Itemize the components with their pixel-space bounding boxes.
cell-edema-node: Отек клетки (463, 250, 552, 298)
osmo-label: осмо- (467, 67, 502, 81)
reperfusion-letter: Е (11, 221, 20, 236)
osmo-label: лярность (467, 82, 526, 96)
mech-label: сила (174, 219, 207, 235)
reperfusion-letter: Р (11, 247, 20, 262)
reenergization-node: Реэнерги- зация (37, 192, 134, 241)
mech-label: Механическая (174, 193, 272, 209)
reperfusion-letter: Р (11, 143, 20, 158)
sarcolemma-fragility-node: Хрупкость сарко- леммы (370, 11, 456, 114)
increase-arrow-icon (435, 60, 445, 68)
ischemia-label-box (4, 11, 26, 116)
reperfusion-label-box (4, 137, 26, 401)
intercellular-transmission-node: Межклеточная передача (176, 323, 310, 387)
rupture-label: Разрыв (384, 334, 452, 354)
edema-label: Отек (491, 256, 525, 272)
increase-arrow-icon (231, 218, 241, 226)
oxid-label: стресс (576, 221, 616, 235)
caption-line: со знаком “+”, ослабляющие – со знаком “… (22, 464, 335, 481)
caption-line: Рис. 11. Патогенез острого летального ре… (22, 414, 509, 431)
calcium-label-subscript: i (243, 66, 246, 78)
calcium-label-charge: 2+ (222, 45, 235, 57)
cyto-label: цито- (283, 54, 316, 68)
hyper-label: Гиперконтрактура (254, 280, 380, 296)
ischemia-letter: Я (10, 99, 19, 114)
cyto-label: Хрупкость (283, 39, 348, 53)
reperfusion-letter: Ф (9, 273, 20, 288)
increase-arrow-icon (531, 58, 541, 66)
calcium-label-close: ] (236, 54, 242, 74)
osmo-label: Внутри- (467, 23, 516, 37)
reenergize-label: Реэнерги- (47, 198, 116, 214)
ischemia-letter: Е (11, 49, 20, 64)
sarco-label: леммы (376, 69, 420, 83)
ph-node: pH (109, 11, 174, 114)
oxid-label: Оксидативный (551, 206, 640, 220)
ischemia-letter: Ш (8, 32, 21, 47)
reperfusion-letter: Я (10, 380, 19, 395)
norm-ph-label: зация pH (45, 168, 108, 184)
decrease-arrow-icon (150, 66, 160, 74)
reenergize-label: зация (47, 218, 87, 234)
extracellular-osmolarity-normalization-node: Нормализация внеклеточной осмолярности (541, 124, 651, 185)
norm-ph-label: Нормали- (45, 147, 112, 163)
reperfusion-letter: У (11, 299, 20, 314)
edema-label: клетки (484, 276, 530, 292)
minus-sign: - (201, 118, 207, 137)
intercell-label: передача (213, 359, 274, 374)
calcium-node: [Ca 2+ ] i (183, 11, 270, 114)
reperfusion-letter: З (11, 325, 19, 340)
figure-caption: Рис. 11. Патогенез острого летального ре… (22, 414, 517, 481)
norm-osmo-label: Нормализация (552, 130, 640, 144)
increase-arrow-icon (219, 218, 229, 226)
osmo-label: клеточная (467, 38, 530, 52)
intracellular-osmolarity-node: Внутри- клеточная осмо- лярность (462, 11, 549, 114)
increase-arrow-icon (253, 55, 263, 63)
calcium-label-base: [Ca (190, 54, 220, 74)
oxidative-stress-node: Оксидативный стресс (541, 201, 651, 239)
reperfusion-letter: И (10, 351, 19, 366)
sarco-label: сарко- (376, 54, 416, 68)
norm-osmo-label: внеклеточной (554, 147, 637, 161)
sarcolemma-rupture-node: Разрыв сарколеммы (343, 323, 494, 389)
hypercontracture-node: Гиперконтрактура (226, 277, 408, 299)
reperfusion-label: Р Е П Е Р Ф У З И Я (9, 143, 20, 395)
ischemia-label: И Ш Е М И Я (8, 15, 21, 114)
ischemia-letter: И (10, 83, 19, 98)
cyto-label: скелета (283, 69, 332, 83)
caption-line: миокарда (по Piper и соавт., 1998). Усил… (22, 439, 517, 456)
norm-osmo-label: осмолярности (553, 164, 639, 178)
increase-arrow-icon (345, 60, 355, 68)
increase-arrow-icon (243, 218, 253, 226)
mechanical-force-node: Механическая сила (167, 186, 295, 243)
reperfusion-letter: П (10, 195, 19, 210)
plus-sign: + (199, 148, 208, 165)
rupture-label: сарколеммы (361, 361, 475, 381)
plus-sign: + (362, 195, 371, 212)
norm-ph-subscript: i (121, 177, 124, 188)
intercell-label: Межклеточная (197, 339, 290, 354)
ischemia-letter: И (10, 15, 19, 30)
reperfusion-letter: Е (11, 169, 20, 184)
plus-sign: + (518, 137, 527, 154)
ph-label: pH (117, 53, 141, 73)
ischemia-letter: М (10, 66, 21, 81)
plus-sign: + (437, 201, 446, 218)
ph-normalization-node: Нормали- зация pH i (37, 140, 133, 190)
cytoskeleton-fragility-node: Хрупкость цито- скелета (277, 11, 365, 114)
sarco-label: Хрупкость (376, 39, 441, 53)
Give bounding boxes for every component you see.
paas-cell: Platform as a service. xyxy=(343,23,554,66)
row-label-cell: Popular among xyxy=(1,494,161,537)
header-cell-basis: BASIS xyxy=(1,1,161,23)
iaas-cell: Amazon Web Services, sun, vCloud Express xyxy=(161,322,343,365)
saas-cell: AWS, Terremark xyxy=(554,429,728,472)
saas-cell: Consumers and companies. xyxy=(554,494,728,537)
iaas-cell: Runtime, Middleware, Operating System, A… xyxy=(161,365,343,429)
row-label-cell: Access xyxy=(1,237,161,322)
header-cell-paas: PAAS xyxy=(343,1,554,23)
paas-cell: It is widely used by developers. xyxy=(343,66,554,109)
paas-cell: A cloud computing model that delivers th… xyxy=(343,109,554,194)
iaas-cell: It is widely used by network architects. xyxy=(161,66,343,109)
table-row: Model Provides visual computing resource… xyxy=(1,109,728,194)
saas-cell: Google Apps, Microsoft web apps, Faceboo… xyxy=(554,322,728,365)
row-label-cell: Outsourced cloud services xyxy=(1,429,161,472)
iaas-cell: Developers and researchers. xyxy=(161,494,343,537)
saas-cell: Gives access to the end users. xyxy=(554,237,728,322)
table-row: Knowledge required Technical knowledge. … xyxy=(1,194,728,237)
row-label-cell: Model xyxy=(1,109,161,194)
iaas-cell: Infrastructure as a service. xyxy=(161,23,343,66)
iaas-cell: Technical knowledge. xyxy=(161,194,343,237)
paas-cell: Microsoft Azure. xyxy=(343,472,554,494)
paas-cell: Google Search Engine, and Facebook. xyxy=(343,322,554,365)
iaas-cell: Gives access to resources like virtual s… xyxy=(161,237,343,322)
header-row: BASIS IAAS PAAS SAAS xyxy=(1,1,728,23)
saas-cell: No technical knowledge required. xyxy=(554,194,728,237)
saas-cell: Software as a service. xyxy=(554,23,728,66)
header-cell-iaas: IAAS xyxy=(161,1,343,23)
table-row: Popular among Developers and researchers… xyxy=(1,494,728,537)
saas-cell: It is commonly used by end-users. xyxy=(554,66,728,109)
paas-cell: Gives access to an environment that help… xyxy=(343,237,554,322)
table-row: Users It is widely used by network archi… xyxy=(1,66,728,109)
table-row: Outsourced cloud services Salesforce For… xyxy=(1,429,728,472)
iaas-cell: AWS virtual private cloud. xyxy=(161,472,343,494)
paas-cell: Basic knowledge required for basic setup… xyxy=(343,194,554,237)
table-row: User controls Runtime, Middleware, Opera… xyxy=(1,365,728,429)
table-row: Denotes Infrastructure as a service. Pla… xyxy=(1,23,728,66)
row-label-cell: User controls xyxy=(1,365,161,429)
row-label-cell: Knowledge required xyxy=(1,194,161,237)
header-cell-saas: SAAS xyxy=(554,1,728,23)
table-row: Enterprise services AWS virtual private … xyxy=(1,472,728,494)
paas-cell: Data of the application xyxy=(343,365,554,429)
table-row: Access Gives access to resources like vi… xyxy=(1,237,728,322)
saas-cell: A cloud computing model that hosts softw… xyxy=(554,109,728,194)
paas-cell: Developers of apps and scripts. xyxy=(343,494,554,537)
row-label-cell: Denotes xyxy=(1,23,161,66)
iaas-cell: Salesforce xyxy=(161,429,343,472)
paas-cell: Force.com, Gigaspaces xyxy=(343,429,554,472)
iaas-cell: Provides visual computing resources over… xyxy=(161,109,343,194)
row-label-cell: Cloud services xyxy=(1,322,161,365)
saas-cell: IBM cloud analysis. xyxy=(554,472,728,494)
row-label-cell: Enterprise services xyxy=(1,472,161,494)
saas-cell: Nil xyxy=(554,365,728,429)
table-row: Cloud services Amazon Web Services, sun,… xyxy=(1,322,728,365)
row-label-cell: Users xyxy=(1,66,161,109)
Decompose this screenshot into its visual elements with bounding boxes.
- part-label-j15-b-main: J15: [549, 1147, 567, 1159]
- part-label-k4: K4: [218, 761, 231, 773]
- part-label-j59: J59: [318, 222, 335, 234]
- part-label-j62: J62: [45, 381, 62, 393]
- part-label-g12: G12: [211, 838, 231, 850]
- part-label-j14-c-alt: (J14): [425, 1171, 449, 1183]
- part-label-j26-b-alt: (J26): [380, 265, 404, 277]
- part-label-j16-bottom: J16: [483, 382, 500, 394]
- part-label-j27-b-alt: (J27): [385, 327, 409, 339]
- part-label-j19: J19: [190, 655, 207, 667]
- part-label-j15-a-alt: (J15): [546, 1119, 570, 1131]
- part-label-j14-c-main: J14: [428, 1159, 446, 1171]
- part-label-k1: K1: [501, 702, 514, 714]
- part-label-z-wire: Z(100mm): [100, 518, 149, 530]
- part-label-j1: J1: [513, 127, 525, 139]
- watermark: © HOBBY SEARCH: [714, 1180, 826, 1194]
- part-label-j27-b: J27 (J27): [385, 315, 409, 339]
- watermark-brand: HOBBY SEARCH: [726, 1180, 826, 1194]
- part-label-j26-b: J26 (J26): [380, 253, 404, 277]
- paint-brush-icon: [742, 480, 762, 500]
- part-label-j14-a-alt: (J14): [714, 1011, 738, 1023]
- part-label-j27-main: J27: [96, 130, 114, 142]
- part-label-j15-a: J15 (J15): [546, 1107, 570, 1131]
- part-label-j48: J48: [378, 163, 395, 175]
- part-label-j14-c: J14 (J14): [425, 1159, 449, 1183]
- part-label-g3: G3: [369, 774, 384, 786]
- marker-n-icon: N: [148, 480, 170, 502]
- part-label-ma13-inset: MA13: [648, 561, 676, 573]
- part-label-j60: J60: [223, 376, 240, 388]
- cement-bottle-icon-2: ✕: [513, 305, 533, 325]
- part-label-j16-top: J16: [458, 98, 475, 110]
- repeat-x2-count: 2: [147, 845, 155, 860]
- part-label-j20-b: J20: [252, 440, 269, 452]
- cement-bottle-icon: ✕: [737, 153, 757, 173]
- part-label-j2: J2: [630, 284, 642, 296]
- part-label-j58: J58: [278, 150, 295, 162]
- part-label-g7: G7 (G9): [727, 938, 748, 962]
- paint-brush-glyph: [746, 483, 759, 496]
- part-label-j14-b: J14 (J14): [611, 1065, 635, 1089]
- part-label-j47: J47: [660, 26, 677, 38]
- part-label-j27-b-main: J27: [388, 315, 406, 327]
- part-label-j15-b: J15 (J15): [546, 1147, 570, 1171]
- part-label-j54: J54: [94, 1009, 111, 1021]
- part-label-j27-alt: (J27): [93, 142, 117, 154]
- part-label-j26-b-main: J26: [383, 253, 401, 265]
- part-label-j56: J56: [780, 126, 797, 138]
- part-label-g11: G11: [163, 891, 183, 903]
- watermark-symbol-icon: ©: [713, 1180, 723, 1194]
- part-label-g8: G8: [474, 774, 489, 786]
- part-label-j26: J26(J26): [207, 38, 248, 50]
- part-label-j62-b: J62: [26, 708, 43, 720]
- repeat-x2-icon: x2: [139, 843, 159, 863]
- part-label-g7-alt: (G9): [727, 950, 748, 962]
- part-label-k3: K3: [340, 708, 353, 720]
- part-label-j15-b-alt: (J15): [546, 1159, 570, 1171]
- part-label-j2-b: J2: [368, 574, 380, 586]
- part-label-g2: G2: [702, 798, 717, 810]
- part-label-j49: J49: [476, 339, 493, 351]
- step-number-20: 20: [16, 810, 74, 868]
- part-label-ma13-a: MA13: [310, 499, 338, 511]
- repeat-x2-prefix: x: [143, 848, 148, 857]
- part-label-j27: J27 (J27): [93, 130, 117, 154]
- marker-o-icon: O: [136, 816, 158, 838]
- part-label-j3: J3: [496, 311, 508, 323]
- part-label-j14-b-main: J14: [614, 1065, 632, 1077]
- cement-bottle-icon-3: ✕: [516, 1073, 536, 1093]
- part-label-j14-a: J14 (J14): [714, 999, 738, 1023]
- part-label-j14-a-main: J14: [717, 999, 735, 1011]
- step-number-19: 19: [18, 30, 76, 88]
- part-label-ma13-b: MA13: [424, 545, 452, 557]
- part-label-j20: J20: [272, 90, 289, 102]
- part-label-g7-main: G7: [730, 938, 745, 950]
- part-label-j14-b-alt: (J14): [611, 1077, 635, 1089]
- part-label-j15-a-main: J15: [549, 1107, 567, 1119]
__________
• [Written instruction]: Return the items above word for word, starting with the very first line and going on through the line with "increase-arrow-icon (231, 218, 241, 226)".

• [Exercise response]:
Itemize the components with their pixel-space bounding boxes.
cell-edema-node: Отек клетки (463, 250, 552, 298)
osmo-label: осмо- (467, 67, 502, 81)
reperfusion-letter: Е (11, 221, 20, 236)
osmo-label: лярность (467, 82, 526, 96)
mech-label: сила (174, 219, 207, 235)
reperfusion-letter: Р (11, 247, 20, 262)
reenergization-node: Реэнерги- зация (37, 192, 134, 241)
mech-label: Механическая (174, 193, 272, 209)
reperfusion-letter: Р (11, 143, 20, 158)
sarcolemma-fragility-node: Хрупкость сарко- леммы (370, 11, 456, 114)
increase-arrow-icon (435, 60, 445, 68)
ischemia-label-box (4, 11, 26, 116)
reperfusion-label-box (4, 137, 26, 401)
intercellular-transmission-node: Межклеточная передача (176, 323, 310, 387)
rupture-label: Разрыв (384, 334, 452, 354)
edema-label: Отек (491, 256, 525, 272)
increase-arrow-icon (231, 218, 241, 226)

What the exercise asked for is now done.